INSTRUCTIONS TO FOLLOW: Report, as a number alone, how many lines below contain the string "Control".

·····

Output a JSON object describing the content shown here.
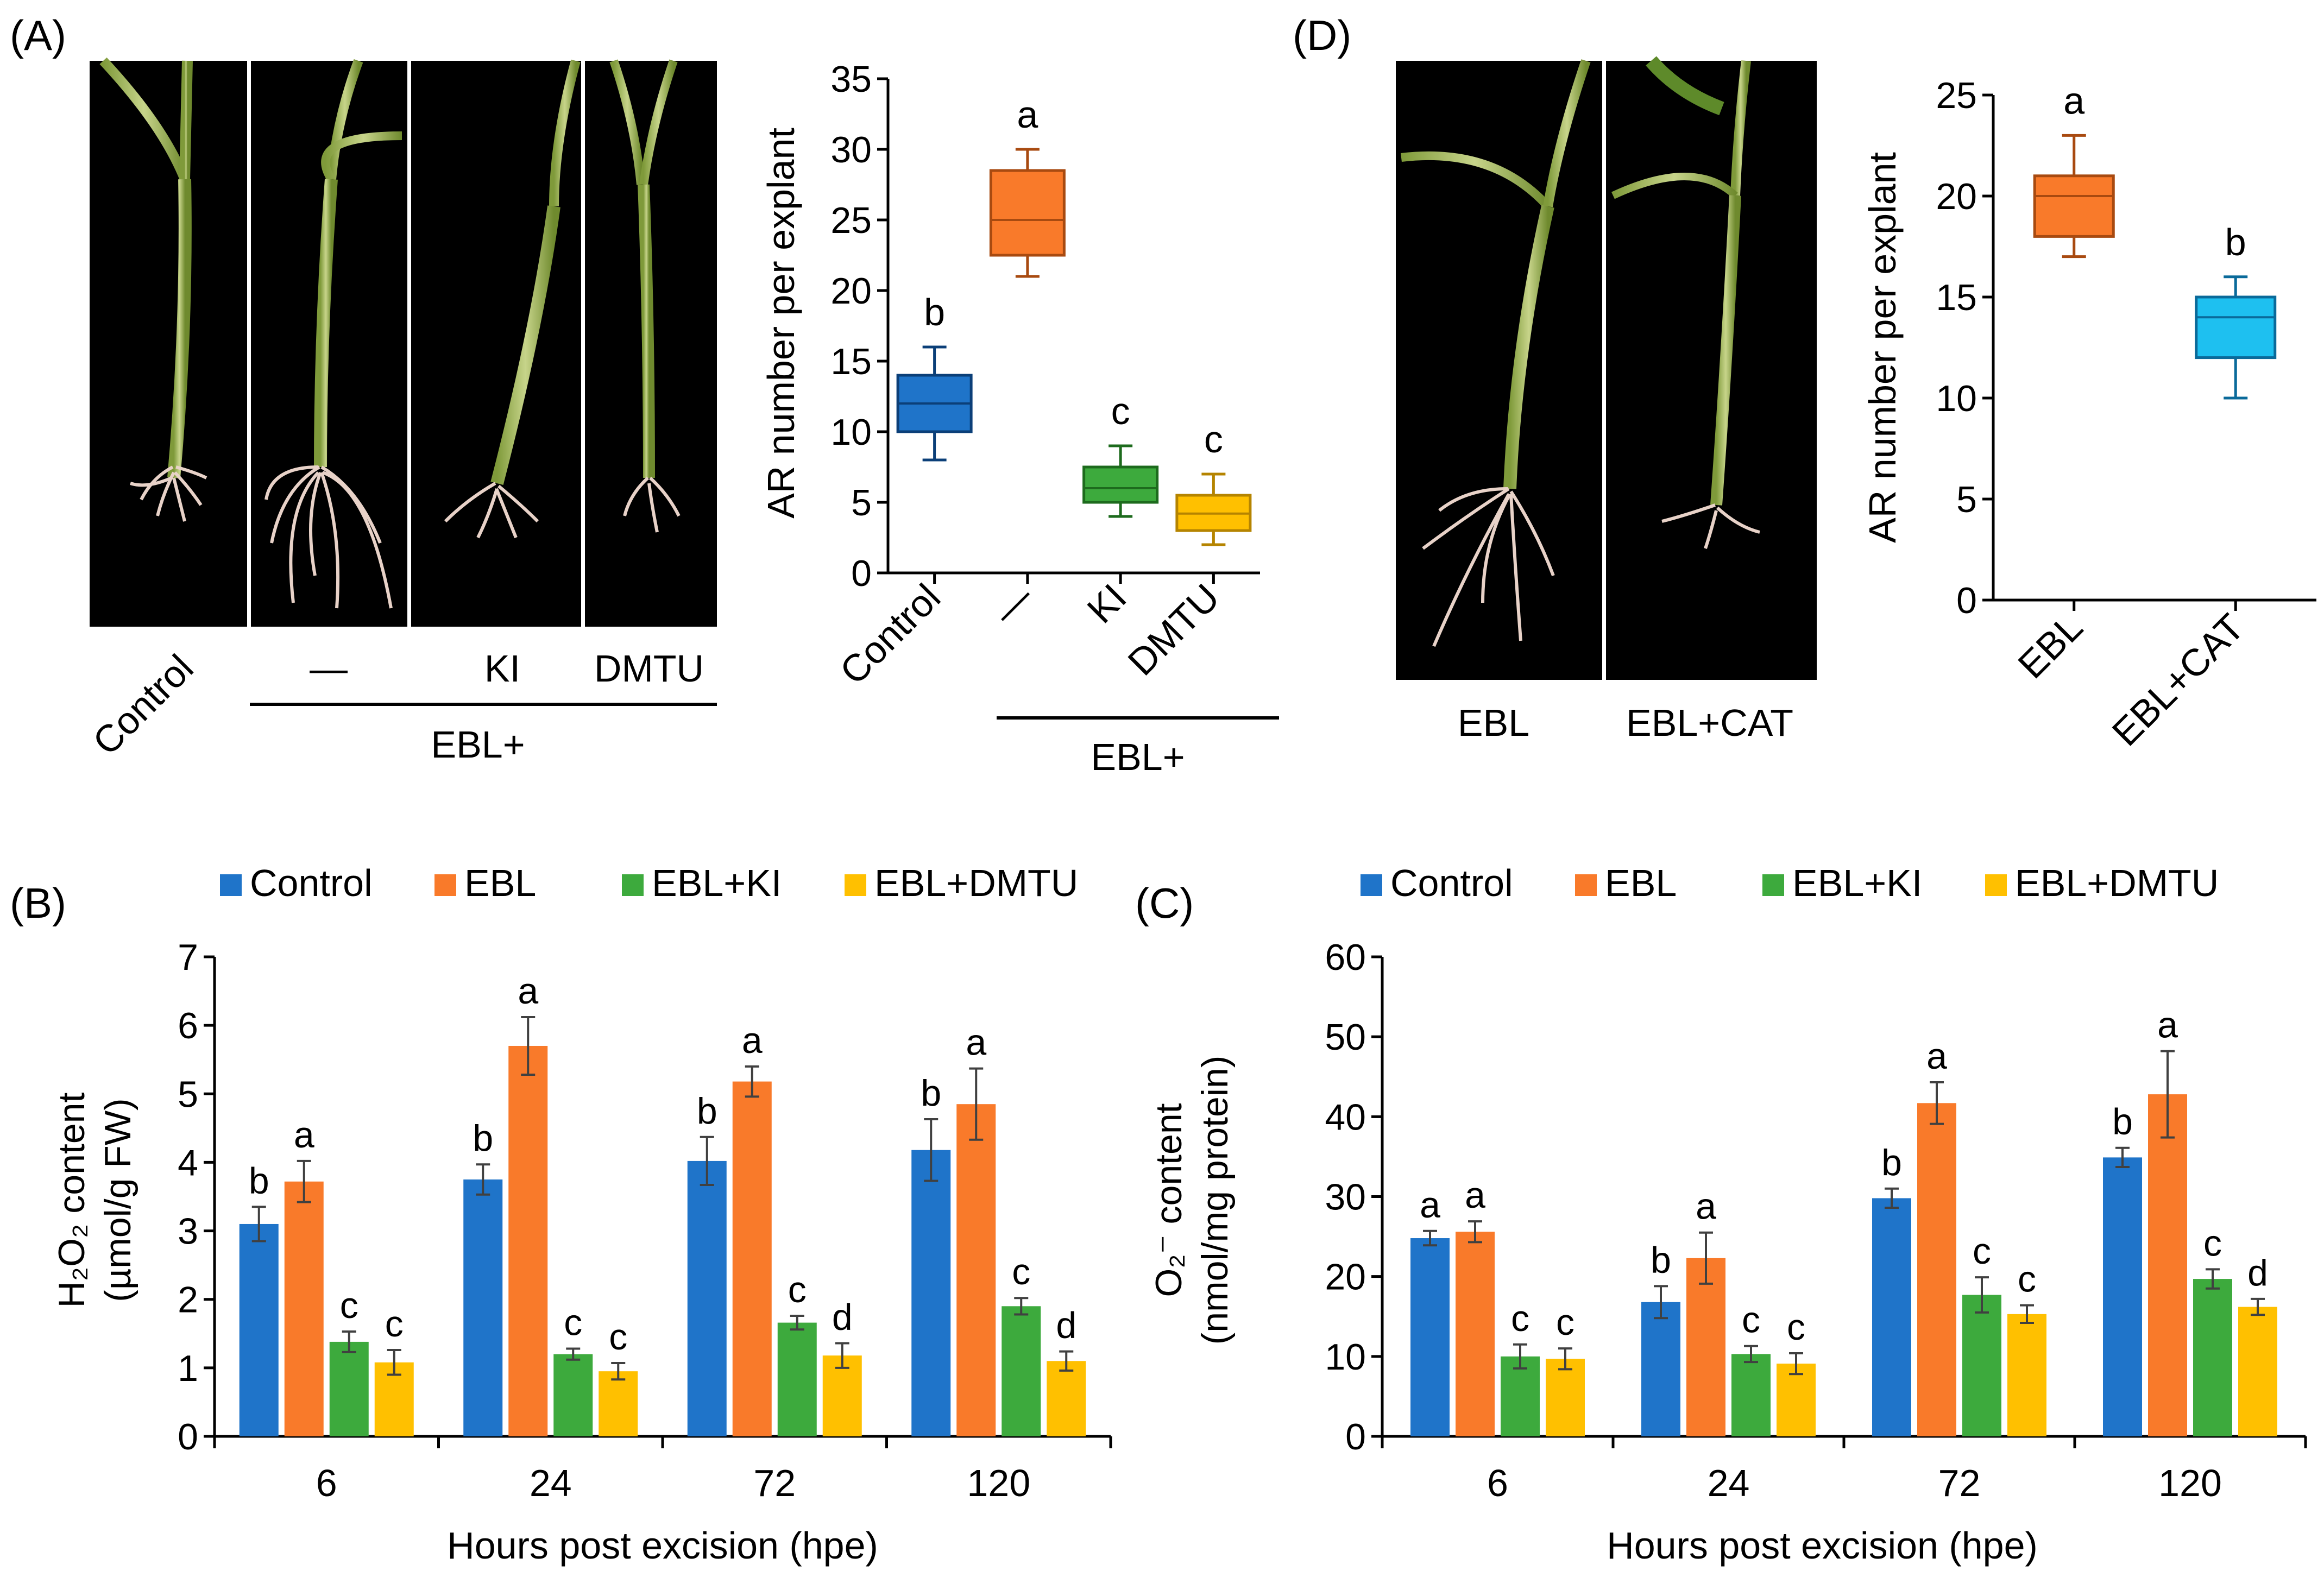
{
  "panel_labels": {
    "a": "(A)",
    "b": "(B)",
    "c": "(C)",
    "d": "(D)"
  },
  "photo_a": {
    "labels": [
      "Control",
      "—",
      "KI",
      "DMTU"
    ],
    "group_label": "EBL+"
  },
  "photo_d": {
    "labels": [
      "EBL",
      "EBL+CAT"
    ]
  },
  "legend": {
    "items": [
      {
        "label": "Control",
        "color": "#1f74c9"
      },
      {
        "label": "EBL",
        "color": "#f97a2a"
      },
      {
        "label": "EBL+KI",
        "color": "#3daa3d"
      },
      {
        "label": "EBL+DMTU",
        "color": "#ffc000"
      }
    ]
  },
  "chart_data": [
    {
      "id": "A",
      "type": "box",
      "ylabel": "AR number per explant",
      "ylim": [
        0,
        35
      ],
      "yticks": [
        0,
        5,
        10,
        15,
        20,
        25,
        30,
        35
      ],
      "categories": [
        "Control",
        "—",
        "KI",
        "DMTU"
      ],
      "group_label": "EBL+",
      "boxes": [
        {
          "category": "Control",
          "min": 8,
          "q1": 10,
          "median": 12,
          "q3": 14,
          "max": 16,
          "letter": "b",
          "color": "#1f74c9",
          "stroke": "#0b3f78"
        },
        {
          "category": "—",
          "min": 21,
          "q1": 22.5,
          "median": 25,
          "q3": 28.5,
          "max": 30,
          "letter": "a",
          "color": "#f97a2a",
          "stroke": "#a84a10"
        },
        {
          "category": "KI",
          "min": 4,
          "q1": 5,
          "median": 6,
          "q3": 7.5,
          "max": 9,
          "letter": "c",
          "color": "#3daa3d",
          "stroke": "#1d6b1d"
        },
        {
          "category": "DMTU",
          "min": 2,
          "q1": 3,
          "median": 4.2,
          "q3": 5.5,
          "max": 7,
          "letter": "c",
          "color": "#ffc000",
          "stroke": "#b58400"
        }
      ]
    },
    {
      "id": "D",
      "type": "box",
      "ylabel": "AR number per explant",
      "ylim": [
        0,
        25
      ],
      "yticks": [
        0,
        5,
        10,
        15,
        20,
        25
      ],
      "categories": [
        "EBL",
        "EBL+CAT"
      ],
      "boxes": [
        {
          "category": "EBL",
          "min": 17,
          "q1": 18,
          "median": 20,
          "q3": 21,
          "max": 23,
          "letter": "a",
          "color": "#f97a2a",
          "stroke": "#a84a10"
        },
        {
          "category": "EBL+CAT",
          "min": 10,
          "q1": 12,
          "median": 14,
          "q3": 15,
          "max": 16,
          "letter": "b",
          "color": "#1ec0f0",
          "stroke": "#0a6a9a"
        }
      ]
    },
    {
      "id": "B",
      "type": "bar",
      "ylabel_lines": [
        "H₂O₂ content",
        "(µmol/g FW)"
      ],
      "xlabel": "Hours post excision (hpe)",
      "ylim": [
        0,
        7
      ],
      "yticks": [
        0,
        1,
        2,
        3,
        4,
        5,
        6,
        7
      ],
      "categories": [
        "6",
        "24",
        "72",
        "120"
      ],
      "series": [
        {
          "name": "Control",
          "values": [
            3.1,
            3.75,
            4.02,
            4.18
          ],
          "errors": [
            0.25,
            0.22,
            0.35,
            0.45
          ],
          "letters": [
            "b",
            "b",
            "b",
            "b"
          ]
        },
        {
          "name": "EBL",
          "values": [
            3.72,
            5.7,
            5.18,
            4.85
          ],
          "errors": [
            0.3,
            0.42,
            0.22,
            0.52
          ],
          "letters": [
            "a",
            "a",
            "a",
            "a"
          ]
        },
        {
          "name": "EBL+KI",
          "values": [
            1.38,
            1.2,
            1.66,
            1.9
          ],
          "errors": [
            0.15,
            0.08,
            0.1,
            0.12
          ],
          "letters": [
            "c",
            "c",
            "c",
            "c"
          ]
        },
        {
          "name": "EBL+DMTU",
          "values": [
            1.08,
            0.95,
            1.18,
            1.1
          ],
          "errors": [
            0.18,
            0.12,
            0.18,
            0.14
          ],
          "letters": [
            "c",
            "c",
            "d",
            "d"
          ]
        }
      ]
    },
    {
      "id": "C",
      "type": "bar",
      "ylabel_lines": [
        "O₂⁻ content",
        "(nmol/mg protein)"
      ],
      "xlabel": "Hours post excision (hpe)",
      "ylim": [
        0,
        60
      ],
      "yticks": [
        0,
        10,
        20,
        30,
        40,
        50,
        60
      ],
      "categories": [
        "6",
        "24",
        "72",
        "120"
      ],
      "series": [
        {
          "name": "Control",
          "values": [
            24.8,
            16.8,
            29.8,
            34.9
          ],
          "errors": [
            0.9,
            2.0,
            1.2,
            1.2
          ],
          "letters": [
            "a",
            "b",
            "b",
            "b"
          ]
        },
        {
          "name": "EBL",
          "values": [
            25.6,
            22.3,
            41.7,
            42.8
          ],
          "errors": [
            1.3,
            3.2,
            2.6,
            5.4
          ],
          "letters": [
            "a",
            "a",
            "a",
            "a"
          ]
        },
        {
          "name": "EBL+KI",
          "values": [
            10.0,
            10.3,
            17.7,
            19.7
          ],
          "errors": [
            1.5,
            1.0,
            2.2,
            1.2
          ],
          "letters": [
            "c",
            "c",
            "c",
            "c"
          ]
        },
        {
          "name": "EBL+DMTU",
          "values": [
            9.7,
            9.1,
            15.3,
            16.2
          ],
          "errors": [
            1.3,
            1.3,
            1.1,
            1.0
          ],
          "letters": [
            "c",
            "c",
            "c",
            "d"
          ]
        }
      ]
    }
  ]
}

·····

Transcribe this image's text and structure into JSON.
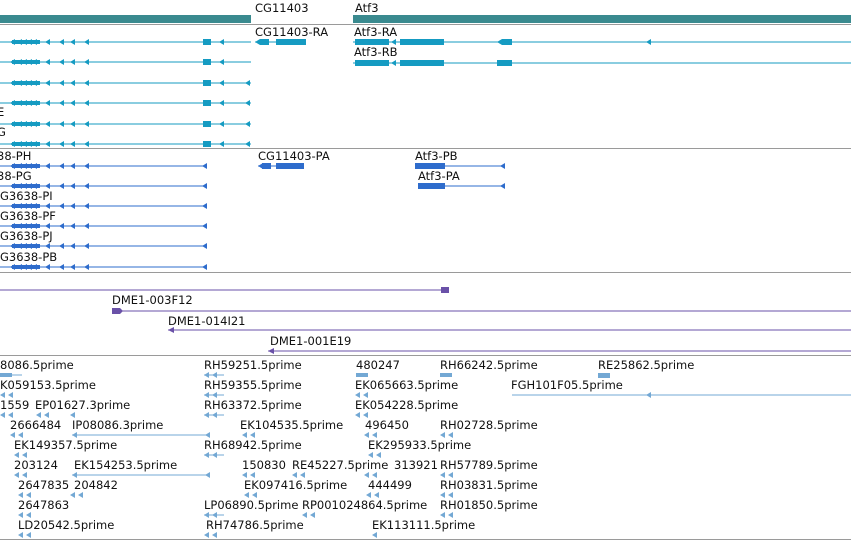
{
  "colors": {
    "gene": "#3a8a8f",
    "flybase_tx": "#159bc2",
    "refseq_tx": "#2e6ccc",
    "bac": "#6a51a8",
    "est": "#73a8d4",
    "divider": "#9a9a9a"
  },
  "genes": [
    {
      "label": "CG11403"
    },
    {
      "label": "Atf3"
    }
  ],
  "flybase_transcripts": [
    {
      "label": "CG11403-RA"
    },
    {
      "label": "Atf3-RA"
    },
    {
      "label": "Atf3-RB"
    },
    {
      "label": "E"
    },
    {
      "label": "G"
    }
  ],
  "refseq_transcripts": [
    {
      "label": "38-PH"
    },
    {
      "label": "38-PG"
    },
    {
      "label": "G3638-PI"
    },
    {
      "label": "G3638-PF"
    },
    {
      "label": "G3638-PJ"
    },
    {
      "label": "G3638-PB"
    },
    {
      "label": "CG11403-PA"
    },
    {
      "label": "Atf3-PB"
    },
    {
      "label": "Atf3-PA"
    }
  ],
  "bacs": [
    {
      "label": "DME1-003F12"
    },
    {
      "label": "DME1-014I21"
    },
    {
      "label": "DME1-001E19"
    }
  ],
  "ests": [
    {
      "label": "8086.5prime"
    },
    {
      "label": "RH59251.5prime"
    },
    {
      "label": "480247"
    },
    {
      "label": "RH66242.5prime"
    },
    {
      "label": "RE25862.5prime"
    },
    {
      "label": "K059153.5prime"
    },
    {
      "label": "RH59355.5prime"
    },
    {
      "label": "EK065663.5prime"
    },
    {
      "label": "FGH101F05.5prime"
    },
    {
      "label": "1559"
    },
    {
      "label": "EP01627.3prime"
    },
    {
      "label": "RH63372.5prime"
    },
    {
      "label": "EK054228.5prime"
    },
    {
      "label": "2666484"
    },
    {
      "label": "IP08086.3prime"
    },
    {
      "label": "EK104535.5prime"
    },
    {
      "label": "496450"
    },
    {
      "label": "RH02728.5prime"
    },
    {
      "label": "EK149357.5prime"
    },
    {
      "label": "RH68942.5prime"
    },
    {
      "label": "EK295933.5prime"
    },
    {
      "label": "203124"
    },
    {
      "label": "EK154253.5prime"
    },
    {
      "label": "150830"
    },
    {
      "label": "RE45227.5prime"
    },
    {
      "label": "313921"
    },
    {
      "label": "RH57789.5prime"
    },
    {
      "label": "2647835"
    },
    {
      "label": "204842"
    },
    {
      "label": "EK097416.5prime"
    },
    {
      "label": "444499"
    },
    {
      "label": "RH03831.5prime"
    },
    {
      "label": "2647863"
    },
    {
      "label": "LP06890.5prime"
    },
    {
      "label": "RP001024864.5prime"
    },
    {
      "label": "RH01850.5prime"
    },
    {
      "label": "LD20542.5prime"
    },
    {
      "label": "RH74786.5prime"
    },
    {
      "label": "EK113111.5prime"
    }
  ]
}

·····

YOUR RESPONSE: 6